**Work required**
All the entries need to be quoted exactly, apart from the pictures, which you should drop.

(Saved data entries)
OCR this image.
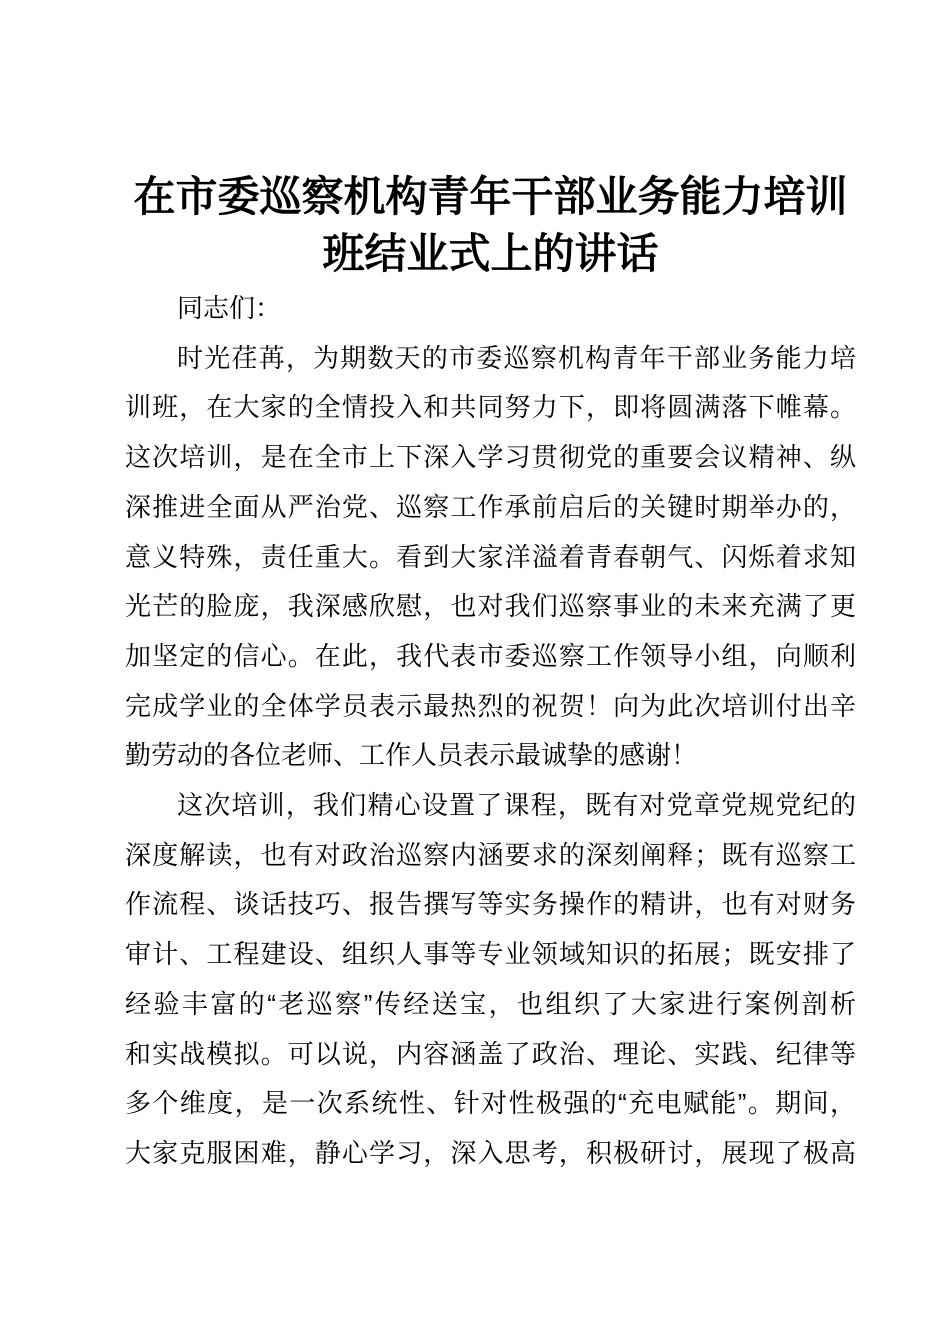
在市委巡察机构青年干部业务能力培训
班结业式上的讲话
同志们：
时光荏苒，为期数天的市委巡察机构青年干部业务能力培
训班，在大家的全情投入和共同努力下，即将圆满落下帷幕。
这次培训，是在全市上下深入学习贯彻党的重要会议精神、纵
深推进全面从严治党、巡察工作承前启后的关键时期举办的，
意义特殊，责任重大。看到大家洋溢着青春朝气、闪烁着求知
光芒的脸庞，我深感欣慰，也对我们巡察事业的未来充满了更
加坚定的信心。在此，我代表市委巡察工作领导小组，向顺利
完成学业的全体学员表示最热烈的祝贺！向为此次培训付出辛
勤劳动的各位老师、工作人员表示最诚挚的感谢！
这次培训，我们精心设置了课程，既有对党章党规党纪的
深度解读，也有对政治巡察内涵要求的深刻阐释；既有巡察工
作流程、谈话技巧、报告撰写等实务操作的精讲，也有对财务
审计、工程建设、组织人事等专业领域知识的拓展；既安排了
经验丰富的“老巡察”传经送宝，也组织了大家进行案例剖析
和实战模拟。可以说，内容涵盖了政治、理论、实践、纪律等
多个维度，是一次系统性、针对性极强的“充电赋能”。期间，
大家克服困难，静心学习，深入思考，积极研讨，展现了极高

**Solved problem**
OCR this image.
在市委巡察机构青年干部业务能力培训
班结业式上的讲话
同志们：
时光荏苒，为期数天的市委巡察机构青年干部业务能力培
训班，在大家的全情投入和共同努力下，即将圆满落下帷幕。
这次培训，是在全市上下深入学习贯彻党的重要会议精神、纵
深推进全面从严治党、巡察工作承前启后的关键时期举办的，
意义特殊，责任重大。看到大家洋溢着青春朝气、闪烁着求知
光芒的脸庞，我深感欣慰，也对我们巡察事业的未来充满了更
加坚定的信心。在此，我代表市委巡察工作领导小组，向顺利
完成学业的全体学员表示最热烈的祝贺！向为此次培训付出辛
勤劳动的各位老师、工作人员表示最诚挚的感谢！
这次培训，我们精心设置了课程，既有对党章党规党纪的
深度解读，也有对政治巡察内涵要求的深刻阐释；既有巡察工
作流程、谈话技巧、报告撰写等实务操作的精讲，也有对财务
审计、工程建设、组织人事等专业领域知识的拓展；既安排了
经验丰富的“老巡察”传经送宝，也组织了大家进行案例剖析
和实战模拟。可以说，内容涵盖了政治、理论、实践、纪律等
多个维度，是一次系统性、针对性极强的“充电赋能”。期间，
大家克服困难，静心学习，深入思考，积极研讨，展现了极高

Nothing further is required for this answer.